- **SUPPLIED TEXT**
2003 Annual Report: Chief Financial Officer's Letter (Page 2 of 3)
The company's strong performance was again led by Consumer and Commercial Banking (CCB), which accounted for about 70% of earnings. CCB earnings rose 15% to $7.52 billion, as revenue grew 11% driven by record mortgage originations, strong growth in credit and debit cards and a 10% increase in average deposits.
Global Corporate and Investment Banking earnings reached $2 billion for the first time, up 29% from 2002, as market-based and investment banking activity increased and provision expense declined 61%, reflecting significantly lower loan charge-offs.
Asset Management earnings rose 79% to $670 million, due to lower provision expense, one large equity gain and improved equity markets.
Equity Investments reported a net loss of $249 million, an improvement from a $331 million net loss the previous year. Impairments during 2003 continued to outpace cash gains and mark-to-market adjustments.
The company continues to leverage the advantages of scale, high profitability and significant cash flow for the advantage of shareholders.

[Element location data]

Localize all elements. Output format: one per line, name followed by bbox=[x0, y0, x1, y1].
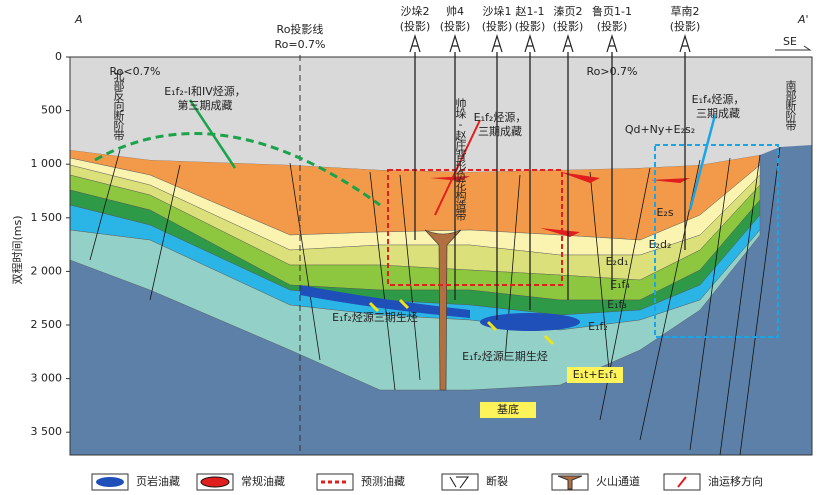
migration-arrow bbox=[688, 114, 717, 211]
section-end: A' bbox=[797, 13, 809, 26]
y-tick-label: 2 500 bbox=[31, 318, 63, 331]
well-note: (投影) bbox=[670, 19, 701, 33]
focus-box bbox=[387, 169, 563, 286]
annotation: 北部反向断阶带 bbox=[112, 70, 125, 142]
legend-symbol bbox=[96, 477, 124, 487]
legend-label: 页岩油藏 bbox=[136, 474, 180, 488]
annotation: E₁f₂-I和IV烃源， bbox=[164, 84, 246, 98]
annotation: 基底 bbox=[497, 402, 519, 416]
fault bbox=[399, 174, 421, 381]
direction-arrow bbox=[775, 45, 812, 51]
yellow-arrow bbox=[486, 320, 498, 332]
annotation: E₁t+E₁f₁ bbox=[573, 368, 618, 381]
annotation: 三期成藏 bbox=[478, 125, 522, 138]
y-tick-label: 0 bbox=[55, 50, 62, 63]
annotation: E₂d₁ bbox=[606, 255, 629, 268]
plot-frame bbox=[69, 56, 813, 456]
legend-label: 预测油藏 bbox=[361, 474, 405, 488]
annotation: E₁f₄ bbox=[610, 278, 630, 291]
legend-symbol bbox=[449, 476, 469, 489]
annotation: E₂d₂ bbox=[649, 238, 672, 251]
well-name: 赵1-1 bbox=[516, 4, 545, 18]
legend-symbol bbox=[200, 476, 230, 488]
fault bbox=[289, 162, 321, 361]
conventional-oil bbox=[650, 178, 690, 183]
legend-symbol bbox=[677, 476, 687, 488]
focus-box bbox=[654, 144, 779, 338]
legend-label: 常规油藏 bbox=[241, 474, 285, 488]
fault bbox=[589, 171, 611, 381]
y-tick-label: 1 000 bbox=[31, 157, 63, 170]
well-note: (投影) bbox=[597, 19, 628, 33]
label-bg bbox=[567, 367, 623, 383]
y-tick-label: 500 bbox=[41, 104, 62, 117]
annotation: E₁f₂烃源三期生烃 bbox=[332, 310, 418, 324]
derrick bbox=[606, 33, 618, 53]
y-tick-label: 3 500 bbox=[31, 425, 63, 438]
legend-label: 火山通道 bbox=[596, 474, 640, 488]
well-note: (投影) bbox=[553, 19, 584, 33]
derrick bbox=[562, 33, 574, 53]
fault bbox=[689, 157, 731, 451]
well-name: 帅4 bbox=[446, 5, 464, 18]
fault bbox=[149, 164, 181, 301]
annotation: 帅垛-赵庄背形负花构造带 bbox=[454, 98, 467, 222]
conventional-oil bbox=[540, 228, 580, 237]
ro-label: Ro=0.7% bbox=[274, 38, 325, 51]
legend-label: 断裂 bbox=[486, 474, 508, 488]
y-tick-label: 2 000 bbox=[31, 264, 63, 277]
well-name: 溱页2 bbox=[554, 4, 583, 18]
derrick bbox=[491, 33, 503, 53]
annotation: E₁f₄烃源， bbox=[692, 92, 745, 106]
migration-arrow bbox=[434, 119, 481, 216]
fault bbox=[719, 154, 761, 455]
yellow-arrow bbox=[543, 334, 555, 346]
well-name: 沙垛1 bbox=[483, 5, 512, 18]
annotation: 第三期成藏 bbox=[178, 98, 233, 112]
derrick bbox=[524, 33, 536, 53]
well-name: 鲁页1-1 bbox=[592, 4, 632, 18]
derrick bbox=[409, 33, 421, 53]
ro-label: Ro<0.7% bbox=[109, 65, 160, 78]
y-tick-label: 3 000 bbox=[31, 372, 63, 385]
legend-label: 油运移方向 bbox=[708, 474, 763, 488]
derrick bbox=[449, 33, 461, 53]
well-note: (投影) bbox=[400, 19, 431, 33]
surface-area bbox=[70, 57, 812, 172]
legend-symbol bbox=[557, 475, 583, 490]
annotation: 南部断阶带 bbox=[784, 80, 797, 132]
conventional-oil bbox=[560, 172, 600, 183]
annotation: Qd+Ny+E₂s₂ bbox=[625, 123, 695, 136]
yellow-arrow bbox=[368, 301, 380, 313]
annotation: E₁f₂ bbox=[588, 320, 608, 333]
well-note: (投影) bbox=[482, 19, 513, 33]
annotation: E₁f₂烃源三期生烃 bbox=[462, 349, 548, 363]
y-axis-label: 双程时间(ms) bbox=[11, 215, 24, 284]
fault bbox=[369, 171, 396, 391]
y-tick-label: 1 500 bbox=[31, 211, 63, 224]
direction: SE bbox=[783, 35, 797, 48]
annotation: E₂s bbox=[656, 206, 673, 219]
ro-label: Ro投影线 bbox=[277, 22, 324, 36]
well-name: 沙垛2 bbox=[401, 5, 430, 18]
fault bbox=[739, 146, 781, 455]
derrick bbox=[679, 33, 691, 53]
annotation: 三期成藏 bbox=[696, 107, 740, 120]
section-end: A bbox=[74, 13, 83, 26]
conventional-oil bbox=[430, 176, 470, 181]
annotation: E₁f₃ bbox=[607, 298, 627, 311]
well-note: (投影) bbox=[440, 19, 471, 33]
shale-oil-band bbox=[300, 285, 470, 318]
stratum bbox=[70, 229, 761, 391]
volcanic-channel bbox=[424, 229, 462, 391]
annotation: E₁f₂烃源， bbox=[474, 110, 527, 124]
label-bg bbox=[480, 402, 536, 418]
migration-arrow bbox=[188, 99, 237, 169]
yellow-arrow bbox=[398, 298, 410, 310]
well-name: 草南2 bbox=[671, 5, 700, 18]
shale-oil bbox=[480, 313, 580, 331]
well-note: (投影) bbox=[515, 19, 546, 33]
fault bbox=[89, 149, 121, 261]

- **REQUIREMENTS**
a - Answer these questions about the CFO's letter:
(i) About what share of the company's earnings came from Consumer and Commercial Banking?
(ii) By what percentage did provision expense decline in Global Corporate and Investment Banking?
(iii) What net loss did Equity Investments report?
b - In the records, change "fault" to "fault-line" in the stretch from the line containing "migration-arrow bbox=[688, 114, 717, 211]" through the line containing "annotation: 三期成藏 bbox=[478, 125, 522, 138]", and return only those lines.
The text and the records have nothing to do with each other.

- **RESPONSES FOR EACH TASK**
a -
(i) About 70%
(ii) 61%
(iii) $249 million

b -
migration-arrow bbox=[688, 114, 717, 211]
section-end: A' bbox=[797, 13, 809, 26]
y-tick-label: 2 500 bbox=[31, 318, 63, 331]
well-note: (投影) bbox=[670, 19, 701, 33]
focus-box bbox=[387, 169, 563, 286]
annotation: 北部反向断阶带 bbox=[112, 70, 125, 142]
legend-symbol bbox=[96, 477, 124, 487]
legend-label: 页岩油藏 bbox=[136, 474, 180, 488]
annotation: E₁f₂-I和IV烃源， bbox=[164, 84, 246, 98]
annotation: 基底 bbox=[497, 402, 519, 416]
fault-line bbox=[399, 174, 421, 381]
direction-arrow bbox=[775, 45, 812, 51]
yellow-arrow bbox=[486, 320, 498, 332]
annotation: E₁t+E₁f₁ bbox=[573, 368, 618, 381]
annotation: 三期成藏 bbox=[478, 125, 522, 138]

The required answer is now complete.